JOB: Check each line below for "text" and report how many have it, nothing else.

(Entries from a dataset)
━━━━━━━━━━

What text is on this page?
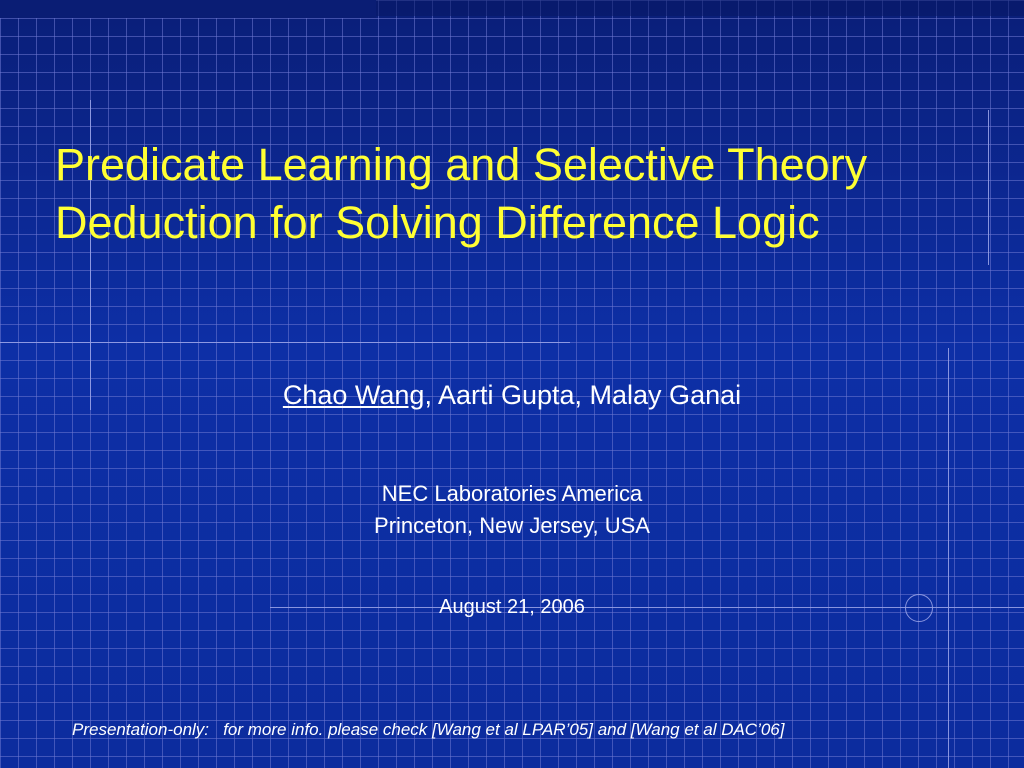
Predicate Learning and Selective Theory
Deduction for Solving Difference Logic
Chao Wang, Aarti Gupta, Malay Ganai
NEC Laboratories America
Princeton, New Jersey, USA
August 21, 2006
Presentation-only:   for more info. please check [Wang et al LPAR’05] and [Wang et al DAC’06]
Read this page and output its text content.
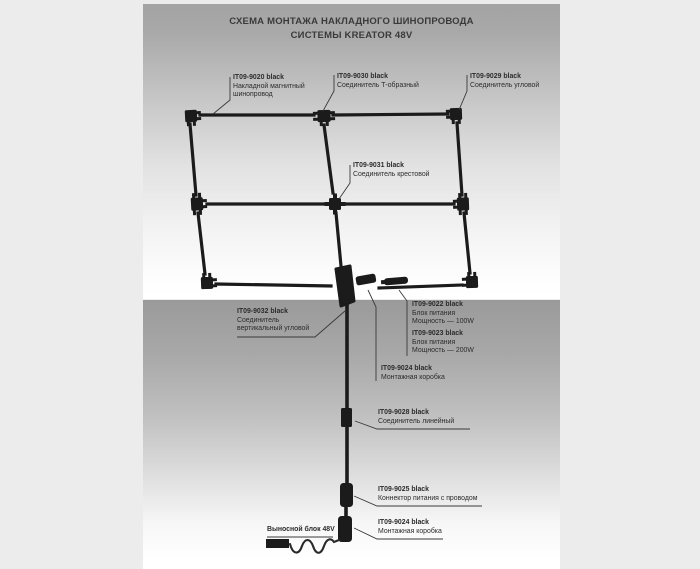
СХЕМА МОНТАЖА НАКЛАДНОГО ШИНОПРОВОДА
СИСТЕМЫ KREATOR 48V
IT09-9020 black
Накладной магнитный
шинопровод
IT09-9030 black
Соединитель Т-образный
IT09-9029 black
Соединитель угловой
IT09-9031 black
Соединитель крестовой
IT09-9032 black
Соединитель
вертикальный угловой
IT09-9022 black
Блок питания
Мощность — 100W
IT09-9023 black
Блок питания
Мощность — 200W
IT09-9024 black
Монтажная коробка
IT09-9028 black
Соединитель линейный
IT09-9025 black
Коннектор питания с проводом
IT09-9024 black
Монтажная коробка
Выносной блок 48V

━━━━━━━━━━

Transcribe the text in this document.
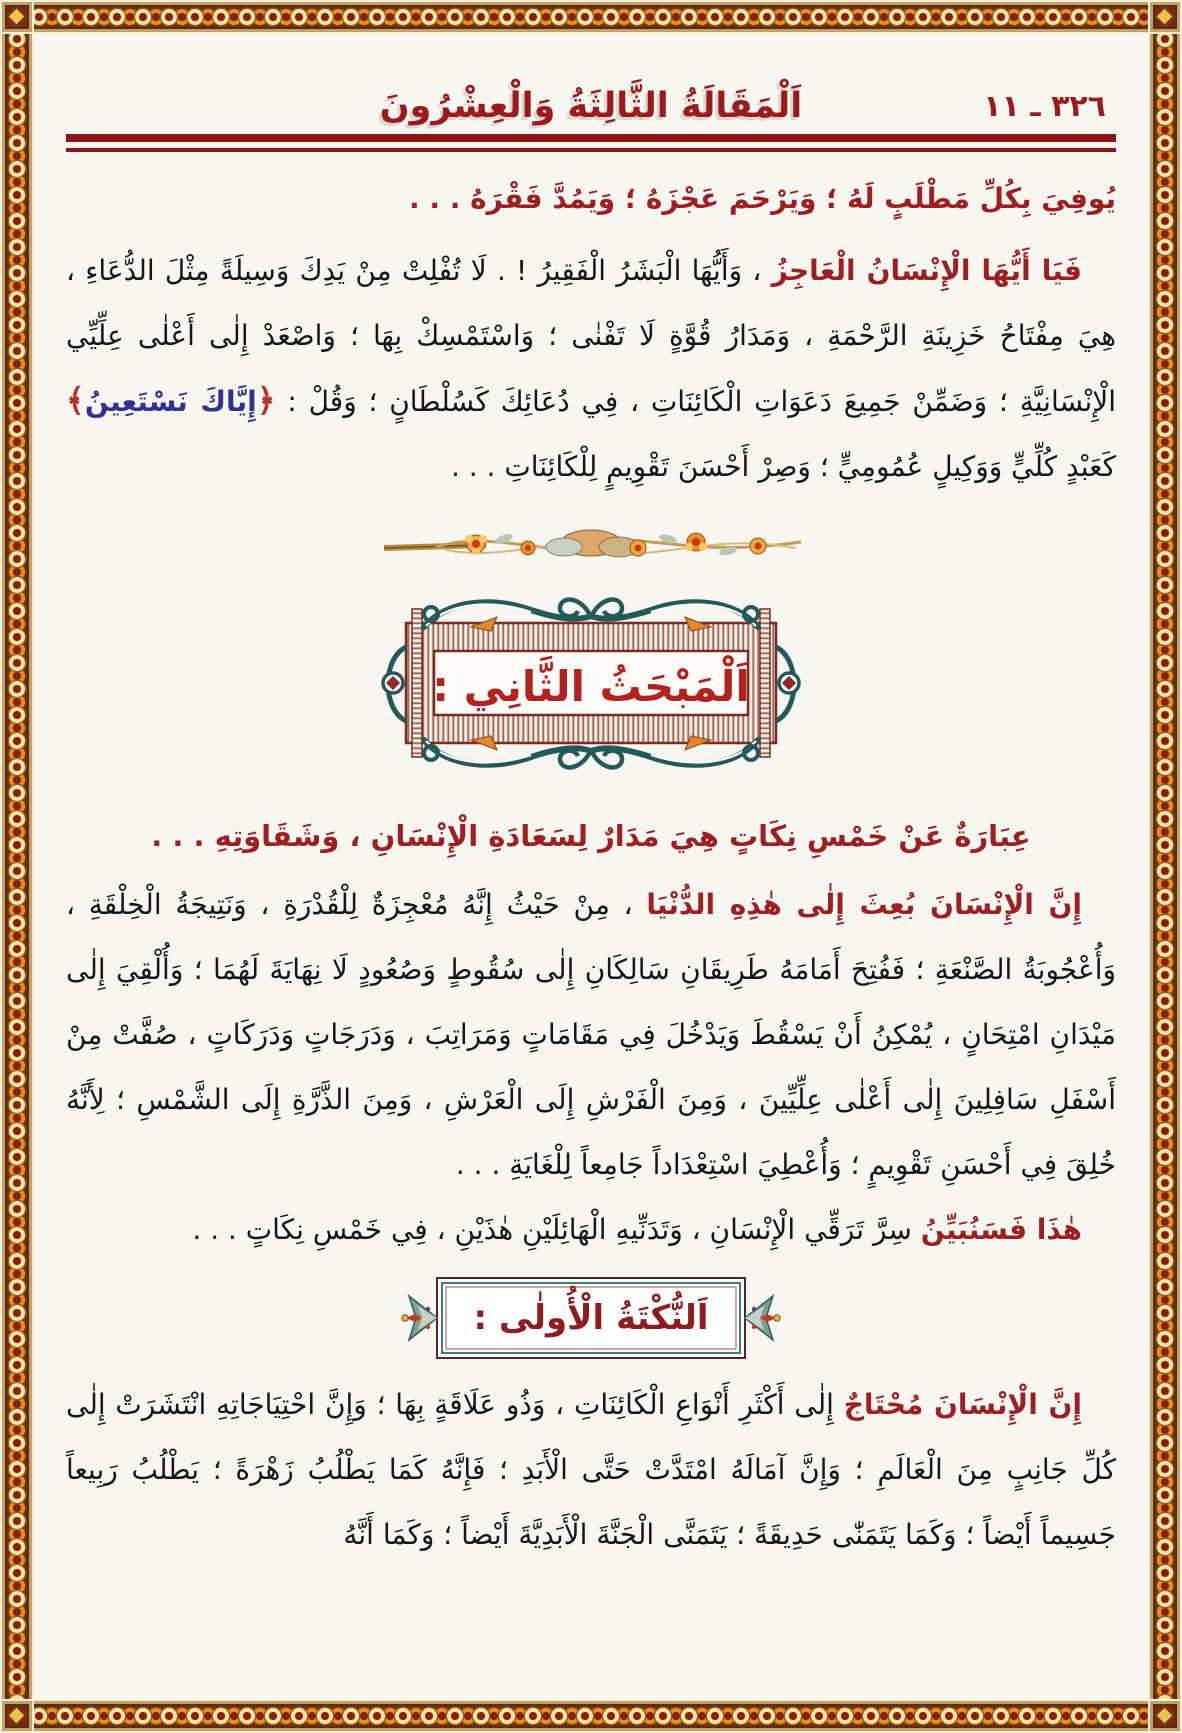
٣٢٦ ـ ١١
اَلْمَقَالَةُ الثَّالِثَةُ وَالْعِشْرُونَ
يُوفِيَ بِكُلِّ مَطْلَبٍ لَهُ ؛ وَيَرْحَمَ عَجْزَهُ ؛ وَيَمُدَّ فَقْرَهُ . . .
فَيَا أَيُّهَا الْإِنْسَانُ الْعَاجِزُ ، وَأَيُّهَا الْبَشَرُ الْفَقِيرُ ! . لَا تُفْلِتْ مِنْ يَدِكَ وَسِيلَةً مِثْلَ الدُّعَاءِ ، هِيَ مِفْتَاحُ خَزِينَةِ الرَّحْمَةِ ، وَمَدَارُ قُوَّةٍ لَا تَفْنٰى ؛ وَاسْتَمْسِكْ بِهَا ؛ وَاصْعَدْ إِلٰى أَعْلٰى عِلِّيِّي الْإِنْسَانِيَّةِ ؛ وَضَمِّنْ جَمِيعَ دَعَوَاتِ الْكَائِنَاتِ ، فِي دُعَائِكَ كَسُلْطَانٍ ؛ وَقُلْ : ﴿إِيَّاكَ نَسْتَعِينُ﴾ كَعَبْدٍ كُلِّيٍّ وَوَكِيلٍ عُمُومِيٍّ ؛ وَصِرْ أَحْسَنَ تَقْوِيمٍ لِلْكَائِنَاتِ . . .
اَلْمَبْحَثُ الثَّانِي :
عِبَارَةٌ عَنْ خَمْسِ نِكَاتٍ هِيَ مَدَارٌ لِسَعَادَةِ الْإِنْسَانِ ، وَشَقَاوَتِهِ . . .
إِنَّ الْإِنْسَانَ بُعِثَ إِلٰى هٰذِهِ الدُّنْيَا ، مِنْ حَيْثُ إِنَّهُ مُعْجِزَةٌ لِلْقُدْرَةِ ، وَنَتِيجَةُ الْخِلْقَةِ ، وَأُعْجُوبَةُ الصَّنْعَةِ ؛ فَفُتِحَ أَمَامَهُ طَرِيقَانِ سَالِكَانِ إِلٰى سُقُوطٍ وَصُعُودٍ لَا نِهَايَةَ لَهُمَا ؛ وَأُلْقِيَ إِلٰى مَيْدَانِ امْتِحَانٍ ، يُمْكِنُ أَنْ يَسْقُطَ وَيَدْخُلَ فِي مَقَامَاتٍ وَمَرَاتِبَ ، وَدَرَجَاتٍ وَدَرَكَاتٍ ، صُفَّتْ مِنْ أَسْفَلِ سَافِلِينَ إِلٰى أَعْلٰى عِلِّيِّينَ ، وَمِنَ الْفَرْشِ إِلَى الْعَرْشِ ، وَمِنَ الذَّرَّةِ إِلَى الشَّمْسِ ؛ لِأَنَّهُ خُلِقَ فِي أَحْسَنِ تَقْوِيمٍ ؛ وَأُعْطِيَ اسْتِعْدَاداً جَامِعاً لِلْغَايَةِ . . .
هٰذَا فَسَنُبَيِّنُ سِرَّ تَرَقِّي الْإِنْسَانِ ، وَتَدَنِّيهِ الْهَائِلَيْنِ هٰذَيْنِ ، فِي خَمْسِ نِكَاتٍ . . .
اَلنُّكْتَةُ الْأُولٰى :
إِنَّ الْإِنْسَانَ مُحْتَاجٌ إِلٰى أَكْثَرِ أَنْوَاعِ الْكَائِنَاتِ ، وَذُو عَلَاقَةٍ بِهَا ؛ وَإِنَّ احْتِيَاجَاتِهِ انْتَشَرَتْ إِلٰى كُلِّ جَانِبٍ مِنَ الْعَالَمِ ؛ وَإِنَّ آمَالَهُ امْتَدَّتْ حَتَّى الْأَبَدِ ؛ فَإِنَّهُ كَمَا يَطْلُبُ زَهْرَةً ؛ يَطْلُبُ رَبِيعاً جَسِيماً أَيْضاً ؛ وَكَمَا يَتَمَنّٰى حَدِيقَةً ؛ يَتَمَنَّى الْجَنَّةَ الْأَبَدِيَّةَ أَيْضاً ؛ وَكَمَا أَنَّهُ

━━━━━━━━━━

EXERCISE SOLUTION: 3